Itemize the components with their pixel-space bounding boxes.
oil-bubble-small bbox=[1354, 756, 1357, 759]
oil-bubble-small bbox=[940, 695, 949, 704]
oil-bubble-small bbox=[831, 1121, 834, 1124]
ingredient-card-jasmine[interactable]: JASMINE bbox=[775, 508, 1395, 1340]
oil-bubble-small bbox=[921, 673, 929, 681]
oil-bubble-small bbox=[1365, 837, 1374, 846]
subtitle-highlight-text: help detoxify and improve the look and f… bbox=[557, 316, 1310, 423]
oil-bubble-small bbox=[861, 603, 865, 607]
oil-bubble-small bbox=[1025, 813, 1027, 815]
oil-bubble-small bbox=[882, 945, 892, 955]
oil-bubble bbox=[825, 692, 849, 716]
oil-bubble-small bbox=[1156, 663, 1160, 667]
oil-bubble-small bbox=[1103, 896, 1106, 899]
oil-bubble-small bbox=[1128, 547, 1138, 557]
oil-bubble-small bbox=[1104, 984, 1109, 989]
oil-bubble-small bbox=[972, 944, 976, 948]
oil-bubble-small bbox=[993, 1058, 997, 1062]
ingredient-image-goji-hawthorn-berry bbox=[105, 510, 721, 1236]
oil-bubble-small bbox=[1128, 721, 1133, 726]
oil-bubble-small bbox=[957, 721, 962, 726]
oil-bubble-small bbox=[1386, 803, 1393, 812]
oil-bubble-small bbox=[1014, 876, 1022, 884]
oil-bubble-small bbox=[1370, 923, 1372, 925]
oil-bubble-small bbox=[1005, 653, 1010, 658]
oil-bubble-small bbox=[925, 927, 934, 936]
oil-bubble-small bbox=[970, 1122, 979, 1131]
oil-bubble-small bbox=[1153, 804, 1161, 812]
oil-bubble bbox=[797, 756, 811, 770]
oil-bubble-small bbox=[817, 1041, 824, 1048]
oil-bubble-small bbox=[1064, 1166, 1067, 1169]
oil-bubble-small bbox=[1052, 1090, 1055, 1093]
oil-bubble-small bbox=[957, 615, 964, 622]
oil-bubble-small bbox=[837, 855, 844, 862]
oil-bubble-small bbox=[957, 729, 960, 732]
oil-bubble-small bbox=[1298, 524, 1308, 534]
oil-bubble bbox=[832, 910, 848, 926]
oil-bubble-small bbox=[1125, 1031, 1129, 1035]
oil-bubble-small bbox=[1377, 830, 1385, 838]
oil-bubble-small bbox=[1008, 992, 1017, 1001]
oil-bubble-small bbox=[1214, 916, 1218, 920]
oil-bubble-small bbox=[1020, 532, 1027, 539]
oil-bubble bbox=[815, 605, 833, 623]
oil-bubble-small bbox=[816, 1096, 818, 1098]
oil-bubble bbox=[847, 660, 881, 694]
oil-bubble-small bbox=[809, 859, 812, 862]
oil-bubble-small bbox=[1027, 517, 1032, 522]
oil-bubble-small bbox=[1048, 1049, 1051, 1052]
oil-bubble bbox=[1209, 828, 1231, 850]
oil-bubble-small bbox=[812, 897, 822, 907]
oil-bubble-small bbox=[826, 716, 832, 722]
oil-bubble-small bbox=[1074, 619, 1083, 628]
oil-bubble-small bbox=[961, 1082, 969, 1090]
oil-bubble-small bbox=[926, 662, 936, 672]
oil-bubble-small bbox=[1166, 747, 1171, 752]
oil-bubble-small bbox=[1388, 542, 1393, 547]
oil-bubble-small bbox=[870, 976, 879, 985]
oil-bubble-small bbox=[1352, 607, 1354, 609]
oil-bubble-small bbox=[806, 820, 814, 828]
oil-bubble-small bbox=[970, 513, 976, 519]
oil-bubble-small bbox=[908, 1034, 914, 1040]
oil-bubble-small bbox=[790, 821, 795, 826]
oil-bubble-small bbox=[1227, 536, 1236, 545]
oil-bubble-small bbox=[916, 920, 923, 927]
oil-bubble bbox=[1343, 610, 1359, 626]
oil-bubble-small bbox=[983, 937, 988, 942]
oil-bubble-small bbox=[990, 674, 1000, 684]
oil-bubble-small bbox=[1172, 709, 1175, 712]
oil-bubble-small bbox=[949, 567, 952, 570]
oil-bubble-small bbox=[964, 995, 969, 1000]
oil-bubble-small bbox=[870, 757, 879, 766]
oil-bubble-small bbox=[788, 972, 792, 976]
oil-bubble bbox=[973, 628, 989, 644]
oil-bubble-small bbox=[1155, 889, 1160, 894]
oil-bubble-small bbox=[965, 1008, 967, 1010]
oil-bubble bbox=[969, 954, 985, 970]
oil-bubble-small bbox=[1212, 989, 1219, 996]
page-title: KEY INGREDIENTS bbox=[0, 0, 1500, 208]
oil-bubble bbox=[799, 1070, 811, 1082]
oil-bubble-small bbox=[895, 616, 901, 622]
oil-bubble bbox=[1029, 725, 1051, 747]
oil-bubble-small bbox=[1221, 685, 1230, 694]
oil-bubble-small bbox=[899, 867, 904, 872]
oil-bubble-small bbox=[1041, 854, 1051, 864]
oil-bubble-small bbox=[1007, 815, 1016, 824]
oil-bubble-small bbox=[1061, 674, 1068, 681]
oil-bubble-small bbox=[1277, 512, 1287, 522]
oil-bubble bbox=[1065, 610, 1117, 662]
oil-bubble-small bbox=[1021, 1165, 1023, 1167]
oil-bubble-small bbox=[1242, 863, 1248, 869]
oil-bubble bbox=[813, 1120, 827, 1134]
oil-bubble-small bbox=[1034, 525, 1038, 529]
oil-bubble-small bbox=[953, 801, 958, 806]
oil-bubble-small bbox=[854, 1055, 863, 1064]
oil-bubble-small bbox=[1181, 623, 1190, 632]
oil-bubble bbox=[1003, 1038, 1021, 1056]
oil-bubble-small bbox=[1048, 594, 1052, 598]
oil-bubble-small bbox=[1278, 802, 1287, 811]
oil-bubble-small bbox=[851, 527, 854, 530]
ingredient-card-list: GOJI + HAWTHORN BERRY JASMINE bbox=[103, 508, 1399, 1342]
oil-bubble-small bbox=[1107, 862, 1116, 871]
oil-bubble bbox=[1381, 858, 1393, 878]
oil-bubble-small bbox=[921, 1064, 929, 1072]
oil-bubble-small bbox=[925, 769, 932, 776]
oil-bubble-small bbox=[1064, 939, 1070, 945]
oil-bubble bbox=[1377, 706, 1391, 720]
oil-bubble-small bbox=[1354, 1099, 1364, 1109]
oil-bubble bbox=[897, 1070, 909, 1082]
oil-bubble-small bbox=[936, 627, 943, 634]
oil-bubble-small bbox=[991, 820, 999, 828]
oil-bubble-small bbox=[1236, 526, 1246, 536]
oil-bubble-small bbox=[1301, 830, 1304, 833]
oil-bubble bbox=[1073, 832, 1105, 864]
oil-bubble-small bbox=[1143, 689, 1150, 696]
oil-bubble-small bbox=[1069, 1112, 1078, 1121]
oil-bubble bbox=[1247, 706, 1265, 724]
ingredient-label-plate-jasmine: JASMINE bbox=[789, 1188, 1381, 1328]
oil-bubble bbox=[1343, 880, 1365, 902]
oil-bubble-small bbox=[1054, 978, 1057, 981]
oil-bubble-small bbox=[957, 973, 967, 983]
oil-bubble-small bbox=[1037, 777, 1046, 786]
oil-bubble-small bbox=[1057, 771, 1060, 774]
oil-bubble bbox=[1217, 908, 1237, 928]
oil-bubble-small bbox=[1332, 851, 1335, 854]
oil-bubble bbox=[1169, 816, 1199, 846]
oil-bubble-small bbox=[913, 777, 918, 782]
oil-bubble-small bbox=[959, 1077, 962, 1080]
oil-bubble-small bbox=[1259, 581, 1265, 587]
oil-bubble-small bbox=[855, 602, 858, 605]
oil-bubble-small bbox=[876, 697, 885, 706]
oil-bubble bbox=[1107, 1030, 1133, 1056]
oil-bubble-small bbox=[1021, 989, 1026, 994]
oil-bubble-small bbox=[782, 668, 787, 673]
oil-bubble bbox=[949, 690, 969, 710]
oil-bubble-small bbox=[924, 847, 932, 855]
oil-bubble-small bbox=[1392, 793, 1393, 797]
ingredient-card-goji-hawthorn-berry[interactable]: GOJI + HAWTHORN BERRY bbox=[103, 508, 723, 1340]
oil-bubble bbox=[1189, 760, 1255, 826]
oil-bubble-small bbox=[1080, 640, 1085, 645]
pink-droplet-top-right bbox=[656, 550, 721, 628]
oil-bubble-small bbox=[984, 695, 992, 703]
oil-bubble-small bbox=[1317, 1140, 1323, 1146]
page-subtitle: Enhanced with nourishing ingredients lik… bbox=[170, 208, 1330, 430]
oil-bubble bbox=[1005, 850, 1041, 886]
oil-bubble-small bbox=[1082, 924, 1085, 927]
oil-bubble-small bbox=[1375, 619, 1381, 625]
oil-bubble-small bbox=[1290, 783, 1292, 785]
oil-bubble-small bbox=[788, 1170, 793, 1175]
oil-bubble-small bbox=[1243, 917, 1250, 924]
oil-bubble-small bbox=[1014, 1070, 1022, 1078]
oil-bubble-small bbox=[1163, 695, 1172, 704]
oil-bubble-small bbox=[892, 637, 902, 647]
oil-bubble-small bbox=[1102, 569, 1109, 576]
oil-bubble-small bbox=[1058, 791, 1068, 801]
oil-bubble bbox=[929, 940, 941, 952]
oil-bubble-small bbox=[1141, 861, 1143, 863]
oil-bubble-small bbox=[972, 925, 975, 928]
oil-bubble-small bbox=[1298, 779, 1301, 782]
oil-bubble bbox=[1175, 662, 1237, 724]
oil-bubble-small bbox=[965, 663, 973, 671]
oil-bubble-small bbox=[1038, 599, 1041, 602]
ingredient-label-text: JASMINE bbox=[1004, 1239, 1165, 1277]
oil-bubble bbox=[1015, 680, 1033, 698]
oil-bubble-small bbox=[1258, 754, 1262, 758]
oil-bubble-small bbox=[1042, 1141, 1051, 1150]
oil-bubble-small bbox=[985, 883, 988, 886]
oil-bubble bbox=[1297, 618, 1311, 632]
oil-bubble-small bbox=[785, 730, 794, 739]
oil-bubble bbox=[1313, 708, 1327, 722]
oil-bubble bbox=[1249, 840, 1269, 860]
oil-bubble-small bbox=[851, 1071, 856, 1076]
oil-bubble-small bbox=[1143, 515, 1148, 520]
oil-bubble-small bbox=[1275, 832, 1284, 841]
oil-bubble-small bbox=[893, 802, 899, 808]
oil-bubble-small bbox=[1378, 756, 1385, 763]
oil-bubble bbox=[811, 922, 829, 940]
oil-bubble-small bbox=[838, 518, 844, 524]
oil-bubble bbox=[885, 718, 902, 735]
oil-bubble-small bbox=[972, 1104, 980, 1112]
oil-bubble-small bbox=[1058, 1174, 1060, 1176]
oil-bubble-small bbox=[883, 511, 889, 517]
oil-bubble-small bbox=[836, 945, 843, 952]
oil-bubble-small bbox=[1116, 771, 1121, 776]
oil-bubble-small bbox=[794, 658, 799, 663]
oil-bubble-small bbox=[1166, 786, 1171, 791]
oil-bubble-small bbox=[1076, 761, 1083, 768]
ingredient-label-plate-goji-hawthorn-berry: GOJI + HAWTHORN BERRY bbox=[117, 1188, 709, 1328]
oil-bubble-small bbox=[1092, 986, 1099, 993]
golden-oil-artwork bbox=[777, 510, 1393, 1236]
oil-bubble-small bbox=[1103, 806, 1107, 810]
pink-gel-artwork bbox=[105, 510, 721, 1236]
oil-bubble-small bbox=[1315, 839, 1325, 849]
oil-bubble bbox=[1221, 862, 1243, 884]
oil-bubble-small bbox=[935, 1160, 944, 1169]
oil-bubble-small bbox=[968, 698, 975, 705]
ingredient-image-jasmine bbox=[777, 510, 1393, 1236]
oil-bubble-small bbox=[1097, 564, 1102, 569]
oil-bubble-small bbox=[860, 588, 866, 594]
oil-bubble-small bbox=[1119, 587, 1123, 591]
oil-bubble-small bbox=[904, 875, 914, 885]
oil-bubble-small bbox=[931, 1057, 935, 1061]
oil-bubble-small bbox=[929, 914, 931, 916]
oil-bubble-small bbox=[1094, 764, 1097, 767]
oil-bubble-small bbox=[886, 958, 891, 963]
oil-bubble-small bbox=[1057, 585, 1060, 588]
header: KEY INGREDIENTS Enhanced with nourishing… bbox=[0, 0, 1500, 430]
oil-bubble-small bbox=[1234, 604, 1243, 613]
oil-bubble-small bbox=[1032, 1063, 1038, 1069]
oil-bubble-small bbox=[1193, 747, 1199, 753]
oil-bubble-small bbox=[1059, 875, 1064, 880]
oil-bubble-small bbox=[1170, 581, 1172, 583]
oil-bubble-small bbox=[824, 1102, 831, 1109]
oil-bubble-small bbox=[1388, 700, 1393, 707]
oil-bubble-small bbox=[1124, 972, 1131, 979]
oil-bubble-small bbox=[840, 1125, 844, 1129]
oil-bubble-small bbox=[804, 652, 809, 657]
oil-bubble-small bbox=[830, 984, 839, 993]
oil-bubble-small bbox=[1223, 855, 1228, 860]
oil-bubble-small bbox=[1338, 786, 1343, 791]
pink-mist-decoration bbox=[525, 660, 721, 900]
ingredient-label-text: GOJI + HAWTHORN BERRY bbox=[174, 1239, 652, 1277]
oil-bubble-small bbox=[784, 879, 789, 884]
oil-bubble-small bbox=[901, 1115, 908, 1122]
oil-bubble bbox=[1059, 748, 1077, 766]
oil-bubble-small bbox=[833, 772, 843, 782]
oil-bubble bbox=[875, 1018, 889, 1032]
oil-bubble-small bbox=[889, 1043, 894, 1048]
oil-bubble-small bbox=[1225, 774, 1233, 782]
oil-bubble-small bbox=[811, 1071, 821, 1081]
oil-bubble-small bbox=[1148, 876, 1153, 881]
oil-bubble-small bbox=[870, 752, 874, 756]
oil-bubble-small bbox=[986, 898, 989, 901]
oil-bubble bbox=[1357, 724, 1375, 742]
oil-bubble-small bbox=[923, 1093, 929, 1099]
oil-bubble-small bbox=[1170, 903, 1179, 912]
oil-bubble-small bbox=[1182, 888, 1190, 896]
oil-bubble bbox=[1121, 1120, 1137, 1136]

| Stated task |
Reproduce verbatim the entries above, from the very first line through the line containing "oil-bubble bbox=[825, 692, 849, 716]", with both of those lines included.

| Response to this exercise |
Itemize the components with their pixel-space bounding boxes.
oil-bubble-small bbox=[1354, 756, 1357, 759]
oil-bubble-small bbox=[940, 695, 949, 704]
oil-bubble-small bbox=[831, 1121, 834, 1124]
ingredient-card-jasmine[interactable]: JASMINE bbox=[775, 508, 1395, 1340]
oil-bubble-small bbox=[921, 673, 929, 681]
oil-bubble-small bbox=[1365, 837, 1374, 846]
subtitle-highlight-text: help detoxify and improve the look and f… bbox=[557, 316, 1310, 423]
oil-bubble-small bbox=[861, 603, 865, 607]
oil-bubble-small bbox=[1025, 813, 1027, 815]
oil-bubble-small bbox=[882, 945, 892, 955]
oil-bubble bbox=[825, 692, 849, 716]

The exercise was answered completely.